LISTA DE TAREFAS -
a - No trecho sobre o Salvator Mundi, quem desmentiu o boato de que Salman era o verdadeiro comprador da obra?
b - Escreva a continuação do trecho sobre o Salvator Mundi a partir da última frase apresentada.

TRECHO SELECIONADO -
* * * *
O comprador foi um dos muitos príncipes sem grande importância da Arábia Saudita de nome Badr bin Abdullah bin Mohammed bin Farhan al-Saud que, dizem, representava o colega, primo, chefe da Casa de Saud, governante supremo e príncipe herdeiro Mohammad Bin Salman – aquele que dizem mandou matar o jorbalista Jamal Khashoggi .
O boato de que Salman era o real comprador do Salvator Mundi foi desmentido dias após pela Embaixada da Arábia Saudita em Washington através de uma nota oficial que esclarecia que o príncipe Badr havia, de fato, atuado como intermediário para o Departamento de Cultura e Turismo de Abu Dhabi mas que o beneficiário definitivo seria a nova filial árabe do Museu do Louvre na capital dos Emirados Árabes.
Ao se tornar o lar do recém-ressuscitado Salvator Mundi, o Museu do Louvre de Abu Dhabi daria um passo gigantesco em sua caminhada declarada para ser um dos melhores museus de arte do mundo e o Salvator Mundi, com o patrocínio da realeza local, teria o lugar de honra na nova joia arquitetônica do deserto e para ele atrairia multidões.
* * * *
SEÇÃO DE DADOS -
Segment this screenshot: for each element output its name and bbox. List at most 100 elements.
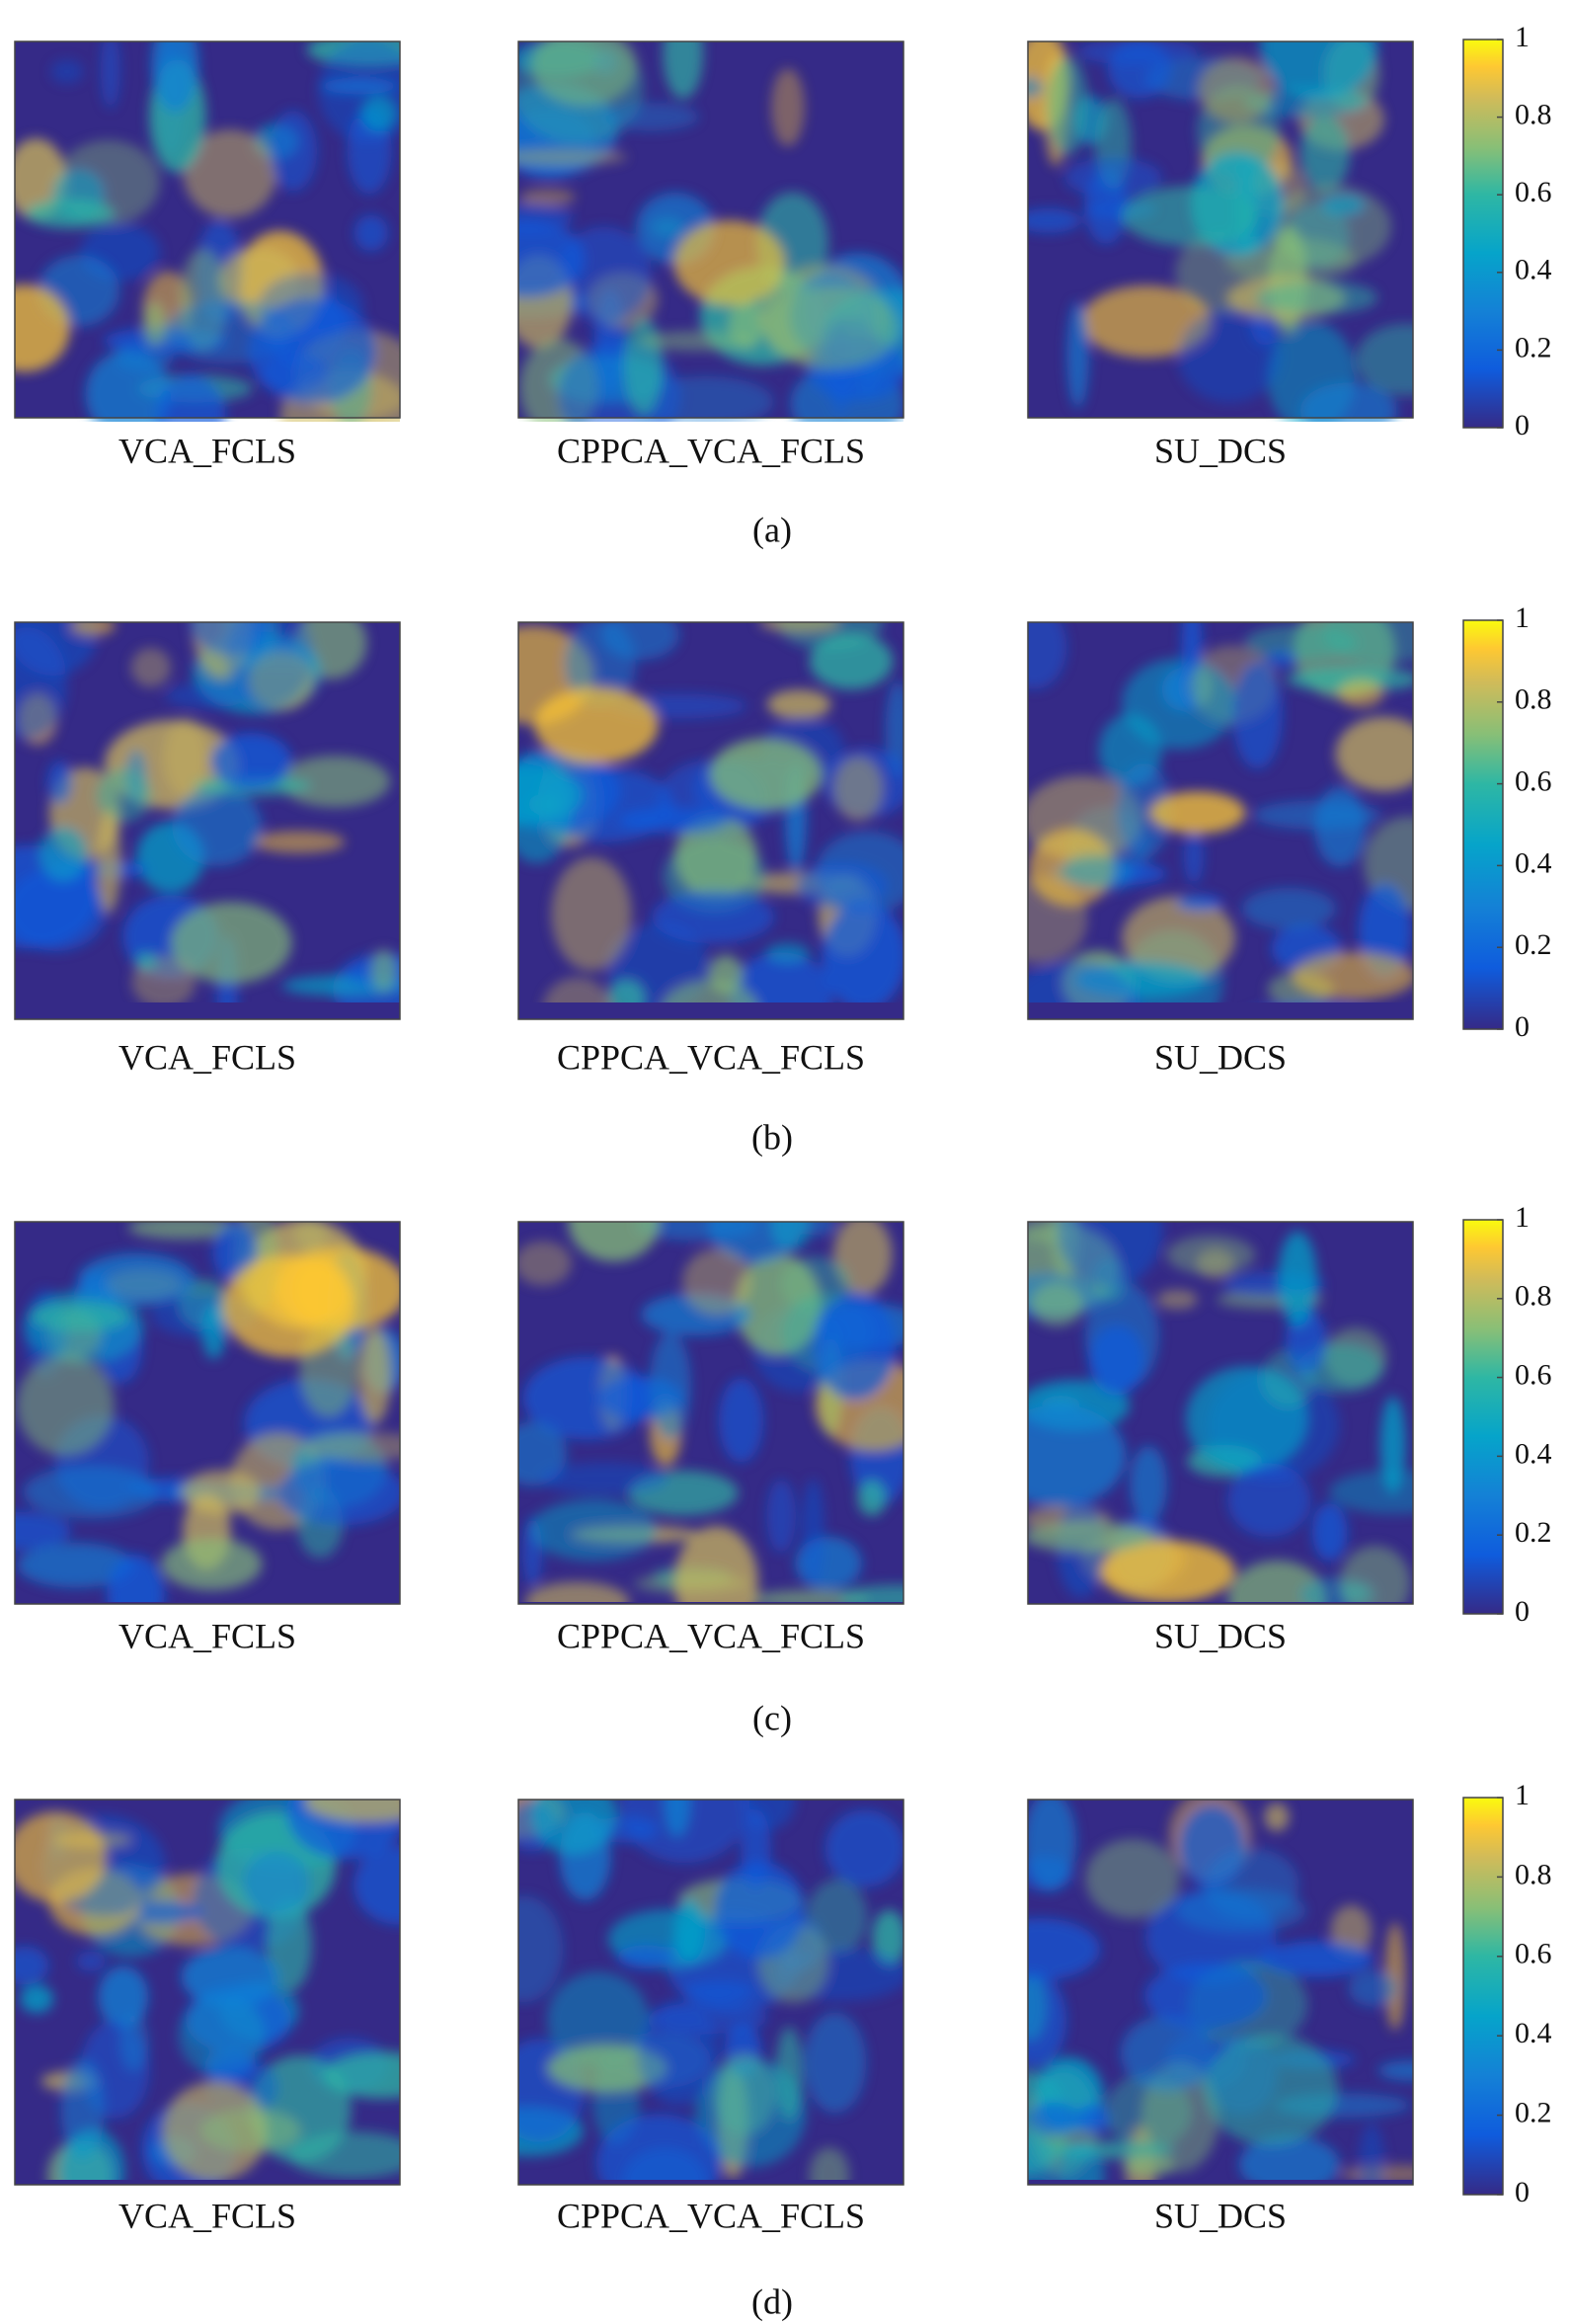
* * * *
RESPOSTAS -
a - A Embaixada da Arábia Saudita em Washington, por meio de uma nota oficial.

b -
Duas exposições do quadro foram, em seguida, anunciadas pelos museus da grife Louvre para marcar os quinhentos anos desde a morte de Leonardo: a primeira em Abu Dhabi, em outubro de 2018, e a segunda em Paris, em outubro de 2019. Sucede que o Louvre de Abu Dhabi, no ano passado, adiou a exposição sem dar maiores explicações e o Salvator Mundi não deu o ar da graça dele em Paris, no último dia 24 de outubro passado. Como nas turvas águas do Oriente Médio nada é absolutamente claro, o fato é que o Cristo de Leonardo não foi mais visto em público desde a noite do leilão em novembro de 2017 e o seu paradeiro se tornou fonte de intensa especulação .
A teoria mais comum é que a obra de arte está guardada na Suíça – mais precisamente em Genebra, onde, segundo o jornal New York Times, “mais de um milhão de obras de arte são mantidas livres de impostos por colecionadores e galerias”. Porém dia desses o negociante de arte Kenny Schachter afirmou que o Salvator Mundi está em um iate de luxo de nome “Serene”, que pertence a Bin Salman. Bem, depois de ser maltratado durante meio milênio, ter se partido, recebido não sei quantas camadas extras de tinta, sido raspado e perdido a barba e o bigode que mal poderiam fazer ao Cristo alguns ocasionais respingos de água do mar, não é mesmo?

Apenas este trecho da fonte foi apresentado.